■ Given information:
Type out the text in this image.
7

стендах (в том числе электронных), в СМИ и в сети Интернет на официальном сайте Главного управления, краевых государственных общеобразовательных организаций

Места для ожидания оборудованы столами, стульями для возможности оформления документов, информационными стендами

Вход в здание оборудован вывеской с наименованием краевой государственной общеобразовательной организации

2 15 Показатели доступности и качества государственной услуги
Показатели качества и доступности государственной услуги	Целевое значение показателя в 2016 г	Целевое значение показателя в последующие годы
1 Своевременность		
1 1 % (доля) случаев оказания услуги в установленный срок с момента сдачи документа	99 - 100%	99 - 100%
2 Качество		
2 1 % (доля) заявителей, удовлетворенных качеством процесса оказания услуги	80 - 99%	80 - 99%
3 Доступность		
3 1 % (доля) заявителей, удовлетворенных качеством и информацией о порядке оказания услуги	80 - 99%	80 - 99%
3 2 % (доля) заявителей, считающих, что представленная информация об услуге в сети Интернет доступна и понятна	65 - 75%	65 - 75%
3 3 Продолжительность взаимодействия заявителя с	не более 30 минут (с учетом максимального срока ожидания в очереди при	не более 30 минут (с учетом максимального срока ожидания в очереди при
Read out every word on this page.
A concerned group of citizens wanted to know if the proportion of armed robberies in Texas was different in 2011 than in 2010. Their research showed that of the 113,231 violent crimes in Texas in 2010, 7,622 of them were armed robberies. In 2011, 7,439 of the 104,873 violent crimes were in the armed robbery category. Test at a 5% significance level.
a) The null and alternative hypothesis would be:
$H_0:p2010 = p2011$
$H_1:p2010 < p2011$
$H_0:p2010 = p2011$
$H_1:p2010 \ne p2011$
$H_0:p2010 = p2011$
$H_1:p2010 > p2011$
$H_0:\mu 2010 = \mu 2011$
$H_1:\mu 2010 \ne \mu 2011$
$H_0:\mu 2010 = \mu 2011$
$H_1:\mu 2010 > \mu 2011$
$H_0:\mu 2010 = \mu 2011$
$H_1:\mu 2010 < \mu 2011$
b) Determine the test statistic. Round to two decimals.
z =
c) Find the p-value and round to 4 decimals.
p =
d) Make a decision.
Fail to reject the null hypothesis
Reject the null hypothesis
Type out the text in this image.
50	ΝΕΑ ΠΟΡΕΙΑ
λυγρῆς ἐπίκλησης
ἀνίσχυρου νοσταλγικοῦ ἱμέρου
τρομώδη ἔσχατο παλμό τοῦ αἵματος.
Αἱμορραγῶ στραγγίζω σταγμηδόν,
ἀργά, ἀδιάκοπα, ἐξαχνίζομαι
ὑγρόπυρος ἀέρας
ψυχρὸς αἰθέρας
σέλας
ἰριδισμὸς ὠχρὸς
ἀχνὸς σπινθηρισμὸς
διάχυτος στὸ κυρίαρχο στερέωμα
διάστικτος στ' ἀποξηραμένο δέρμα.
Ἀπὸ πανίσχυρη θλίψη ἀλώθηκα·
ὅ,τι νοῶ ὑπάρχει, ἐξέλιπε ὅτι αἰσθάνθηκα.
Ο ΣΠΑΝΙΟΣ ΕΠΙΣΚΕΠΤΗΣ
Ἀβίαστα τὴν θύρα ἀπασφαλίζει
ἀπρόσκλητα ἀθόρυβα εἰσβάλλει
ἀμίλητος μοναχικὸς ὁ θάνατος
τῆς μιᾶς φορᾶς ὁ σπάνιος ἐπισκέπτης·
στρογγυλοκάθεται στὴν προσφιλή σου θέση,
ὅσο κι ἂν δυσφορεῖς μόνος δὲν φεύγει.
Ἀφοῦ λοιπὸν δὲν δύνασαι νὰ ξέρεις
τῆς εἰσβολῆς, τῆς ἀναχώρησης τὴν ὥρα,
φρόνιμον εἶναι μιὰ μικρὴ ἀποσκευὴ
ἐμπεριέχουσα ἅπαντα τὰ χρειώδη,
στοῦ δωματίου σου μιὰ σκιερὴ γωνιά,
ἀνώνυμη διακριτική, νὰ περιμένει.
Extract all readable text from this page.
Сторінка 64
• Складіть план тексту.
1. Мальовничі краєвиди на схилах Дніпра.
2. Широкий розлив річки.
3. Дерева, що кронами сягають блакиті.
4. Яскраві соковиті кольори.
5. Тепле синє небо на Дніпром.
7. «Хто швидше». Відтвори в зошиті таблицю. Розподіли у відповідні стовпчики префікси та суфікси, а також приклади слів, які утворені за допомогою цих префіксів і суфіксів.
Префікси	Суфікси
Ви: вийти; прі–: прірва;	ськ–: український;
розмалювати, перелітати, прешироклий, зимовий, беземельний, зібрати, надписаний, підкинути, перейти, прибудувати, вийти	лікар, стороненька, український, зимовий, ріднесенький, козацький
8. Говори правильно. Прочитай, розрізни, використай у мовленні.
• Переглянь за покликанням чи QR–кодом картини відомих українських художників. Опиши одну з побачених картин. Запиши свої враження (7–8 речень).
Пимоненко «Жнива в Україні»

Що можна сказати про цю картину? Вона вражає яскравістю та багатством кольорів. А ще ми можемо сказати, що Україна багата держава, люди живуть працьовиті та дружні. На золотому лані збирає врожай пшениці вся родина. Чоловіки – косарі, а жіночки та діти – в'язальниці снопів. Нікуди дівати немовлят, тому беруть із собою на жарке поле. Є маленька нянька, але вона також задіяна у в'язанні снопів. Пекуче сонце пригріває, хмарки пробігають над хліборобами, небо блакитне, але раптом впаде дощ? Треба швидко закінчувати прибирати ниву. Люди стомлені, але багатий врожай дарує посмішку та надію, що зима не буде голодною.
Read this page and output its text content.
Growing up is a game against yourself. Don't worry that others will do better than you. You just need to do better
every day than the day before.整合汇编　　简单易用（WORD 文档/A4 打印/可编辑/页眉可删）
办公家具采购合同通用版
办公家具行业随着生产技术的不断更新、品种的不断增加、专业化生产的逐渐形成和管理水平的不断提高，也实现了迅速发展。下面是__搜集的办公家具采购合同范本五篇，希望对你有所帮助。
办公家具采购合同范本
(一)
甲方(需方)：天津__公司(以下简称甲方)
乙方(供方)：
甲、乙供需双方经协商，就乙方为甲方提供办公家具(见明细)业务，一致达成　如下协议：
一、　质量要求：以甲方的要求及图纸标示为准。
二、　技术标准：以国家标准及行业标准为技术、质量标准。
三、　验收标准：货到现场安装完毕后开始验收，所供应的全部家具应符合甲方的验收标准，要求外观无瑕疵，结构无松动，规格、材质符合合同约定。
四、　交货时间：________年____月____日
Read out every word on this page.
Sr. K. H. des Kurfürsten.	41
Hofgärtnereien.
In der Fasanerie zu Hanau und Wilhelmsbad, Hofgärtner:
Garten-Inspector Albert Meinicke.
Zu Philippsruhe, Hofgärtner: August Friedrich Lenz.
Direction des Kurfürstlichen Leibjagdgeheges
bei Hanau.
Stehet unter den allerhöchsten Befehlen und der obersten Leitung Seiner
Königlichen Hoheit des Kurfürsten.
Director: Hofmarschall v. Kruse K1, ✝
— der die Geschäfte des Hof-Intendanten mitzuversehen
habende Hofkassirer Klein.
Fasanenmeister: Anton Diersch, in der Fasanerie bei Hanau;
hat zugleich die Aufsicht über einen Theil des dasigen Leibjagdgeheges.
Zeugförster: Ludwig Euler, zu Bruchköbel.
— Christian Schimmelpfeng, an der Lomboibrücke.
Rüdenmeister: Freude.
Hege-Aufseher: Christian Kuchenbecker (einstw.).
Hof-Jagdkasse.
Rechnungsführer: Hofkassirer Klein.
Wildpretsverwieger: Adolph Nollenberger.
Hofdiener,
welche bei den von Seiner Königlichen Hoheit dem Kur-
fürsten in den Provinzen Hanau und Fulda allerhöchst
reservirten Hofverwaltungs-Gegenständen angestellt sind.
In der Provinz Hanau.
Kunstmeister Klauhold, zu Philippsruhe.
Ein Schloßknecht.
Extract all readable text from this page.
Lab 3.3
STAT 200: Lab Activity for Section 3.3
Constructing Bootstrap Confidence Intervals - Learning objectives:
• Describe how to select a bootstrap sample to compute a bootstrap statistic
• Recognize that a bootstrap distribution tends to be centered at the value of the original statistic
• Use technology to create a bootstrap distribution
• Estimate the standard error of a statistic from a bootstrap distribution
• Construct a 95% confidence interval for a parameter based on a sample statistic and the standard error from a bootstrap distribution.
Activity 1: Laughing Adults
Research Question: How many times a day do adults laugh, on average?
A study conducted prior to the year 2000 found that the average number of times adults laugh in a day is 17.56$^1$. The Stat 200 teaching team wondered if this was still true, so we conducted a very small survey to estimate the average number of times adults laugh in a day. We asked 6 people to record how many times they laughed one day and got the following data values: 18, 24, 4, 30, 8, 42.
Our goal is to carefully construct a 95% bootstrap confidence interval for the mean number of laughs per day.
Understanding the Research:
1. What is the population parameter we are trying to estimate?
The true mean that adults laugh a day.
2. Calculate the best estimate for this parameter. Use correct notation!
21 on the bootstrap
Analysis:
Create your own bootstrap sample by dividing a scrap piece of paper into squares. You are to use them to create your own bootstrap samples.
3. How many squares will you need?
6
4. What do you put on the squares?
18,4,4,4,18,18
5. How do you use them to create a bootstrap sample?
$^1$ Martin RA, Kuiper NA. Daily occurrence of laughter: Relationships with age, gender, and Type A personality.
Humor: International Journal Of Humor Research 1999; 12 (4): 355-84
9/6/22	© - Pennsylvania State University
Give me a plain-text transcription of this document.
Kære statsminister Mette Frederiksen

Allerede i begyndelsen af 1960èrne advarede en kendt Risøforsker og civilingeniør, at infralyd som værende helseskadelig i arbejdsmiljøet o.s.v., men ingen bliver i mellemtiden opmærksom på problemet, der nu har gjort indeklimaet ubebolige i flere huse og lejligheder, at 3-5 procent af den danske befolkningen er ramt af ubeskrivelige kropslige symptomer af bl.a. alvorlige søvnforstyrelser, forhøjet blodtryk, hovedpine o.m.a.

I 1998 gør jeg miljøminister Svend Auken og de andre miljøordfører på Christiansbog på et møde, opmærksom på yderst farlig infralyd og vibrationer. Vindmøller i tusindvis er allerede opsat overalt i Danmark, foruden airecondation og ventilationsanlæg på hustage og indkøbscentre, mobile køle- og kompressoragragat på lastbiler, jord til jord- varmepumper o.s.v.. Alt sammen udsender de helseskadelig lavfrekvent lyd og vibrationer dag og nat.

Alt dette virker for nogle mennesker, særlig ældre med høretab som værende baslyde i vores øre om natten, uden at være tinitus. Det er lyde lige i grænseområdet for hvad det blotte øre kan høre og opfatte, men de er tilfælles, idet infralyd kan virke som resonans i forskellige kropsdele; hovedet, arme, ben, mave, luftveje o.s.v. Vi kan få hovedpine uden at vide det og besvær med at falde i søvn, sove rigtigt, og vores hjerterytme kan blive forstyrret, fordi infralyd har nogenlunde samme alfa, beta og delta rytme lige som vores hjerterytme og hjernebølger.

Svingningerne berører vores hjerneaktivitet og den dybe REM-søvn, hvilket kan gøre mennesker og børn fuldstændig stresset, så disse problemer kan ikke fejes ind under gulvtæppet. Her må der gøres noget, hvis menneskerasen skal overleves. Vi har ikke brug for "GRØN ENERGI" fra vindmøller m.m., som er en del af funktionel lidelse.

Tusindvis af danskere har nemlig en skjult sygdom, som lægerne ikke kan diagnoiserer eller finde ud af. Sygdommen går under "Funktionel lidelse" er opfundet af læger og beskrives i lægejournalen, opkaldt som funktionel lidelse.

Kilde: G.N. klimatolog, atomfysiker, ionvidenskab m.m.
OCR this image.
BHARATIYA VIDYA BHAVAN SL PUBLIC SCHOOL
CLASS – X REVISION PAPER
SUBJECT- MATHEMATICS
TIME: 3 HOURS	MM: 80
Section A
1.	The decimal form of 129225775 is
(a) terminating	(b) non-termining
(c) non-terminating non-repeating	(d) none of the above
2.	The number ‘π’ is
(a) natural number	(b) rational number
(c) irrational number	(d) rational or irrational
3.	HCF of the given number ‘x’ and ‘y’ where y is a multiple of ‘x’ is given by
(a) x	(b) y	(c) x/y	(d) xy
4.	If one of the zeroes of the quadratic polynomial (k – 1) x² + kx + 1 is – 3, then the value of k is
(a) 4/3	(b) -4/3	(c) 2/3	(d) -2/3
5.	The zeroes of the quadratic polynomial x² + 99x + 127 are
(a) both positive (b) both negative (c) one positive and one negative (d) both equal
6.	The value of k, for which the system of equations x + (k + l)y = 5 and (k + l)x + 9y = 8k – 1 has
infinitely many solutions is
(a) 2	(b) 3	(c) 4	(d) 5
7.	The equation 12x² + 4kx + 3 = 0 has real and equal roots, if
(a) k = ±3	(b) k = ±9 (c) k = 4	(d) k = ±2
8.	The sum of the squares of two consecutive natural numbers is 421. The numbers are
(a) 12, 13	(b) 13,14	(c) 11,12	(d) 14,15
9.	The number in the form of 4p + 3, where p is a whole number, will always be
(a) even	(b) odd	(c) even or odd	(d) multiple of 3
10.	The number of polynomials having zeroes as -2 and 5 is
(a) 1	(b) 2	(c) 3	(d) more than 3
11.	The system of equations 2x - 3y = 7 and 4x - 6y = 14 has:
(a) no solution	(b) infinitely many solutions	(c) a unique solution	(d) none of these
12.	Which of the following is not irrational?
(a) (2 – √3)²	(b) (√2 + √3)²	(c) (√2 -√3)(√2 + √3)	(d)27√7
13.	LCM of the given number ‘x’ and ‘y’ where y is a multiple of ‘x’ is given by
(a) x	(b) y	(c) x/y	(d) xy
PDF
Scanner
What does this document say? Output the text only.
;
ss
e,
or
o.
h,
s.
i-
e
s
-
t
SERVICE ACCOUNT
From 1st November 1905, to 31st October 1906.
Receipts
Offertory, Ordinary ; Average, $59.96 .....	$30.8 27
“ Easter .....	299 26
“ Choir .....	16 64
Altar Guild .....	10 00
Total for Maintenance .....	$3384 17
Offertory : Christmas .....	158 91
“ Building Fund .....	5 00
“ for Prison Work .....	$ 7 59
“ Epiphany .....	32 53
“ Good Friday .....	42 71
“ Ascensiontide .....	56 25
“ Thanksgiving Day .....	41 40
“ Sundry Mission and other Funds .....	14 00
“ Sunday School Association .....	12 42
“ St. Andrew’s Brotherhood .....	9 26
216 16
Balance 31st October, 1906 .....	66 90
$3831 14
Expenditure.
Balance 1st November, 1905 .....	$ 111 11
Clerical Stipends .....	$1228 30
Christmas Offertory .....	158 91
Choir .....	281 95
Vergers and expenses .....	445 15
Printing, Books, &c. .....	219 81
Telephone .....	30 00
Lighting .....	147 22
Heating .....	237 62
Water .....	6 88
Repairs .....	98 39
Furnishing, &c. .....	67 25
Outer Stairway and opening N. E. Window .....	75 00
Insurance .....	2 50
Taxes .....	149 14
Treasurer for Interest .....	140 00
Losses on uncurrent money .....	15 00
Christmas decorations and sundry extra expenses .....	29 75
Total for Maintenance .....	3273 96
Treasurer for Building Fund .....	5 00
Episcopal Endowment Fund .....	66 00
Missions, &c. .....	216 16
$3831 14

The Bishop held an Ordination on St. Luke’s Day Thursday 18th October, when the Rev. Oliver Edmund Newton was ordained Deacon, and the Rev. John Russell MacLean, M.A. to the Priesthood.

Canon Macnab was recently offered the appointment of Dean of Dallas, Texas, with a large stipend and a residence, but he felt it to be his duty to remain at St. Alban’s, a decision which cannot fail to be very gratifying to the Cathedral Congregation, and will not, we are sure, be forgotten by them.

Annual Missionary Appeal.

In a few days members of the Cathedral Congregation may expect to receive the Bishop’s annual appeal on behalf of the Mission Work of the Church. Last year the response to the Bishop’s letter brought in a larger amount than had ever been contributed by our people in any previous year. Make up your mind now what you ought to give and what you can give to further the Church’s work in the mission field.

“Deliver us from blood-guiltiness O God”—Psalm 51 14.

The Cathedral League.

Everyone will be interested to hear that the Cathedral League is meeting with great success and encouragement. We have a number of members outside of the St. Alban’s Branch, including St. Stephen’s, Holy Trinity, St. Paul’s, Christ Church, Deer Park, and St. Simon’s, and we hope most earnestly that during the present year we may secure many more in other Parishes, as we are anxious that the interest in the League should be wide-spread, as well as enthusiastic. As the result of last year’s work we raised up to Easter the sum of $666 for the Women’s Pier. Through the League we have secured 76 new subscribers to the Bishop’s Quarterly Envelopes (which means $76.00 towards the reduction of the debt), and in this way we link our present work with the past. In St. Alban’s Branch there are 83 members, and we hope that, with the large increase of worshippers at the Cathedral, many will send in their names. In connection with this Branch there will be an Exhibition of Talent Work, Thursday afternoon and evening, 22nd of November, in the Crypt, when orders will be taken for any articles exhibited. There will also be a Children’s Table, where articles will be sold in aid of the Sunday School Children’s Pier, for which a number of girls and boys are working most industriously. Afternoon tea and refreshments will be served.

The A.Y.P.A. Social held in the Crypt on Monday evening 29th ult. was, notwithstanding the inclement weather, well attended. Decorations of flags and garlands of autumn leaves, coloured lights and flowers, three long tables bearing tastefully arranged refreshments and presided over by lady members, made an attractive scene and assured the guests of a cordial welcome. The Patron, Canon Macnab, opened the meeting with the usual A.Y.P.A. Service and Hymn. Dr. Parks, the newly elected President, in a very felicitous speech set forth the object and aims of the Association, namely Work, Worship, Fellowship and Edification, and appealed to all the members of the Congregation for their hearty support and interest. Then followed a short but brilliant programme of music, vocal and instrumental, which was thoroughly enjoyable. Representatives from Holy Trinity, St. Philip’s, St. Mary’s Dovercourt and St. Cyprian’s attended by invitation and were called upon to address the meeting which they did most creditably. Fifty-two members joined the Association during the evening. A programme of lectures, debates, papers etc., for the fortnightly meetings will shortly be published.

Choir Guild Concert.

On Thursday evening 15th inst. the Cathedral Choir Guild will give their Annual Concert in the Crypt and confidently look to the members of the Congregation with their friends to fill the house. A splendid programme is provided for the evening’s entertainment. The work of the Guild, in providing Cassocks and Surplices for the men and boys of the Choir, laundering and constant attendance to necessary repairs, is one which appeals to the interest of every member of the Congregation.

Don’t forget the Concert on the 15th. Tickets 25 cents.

■ To do: Working from the entries above, return all lines that contain "Balance".

■ Correct result:
Balance 31st October, 1906 .....	66 90
Balance 1st November, 1905 .....	$ 111 11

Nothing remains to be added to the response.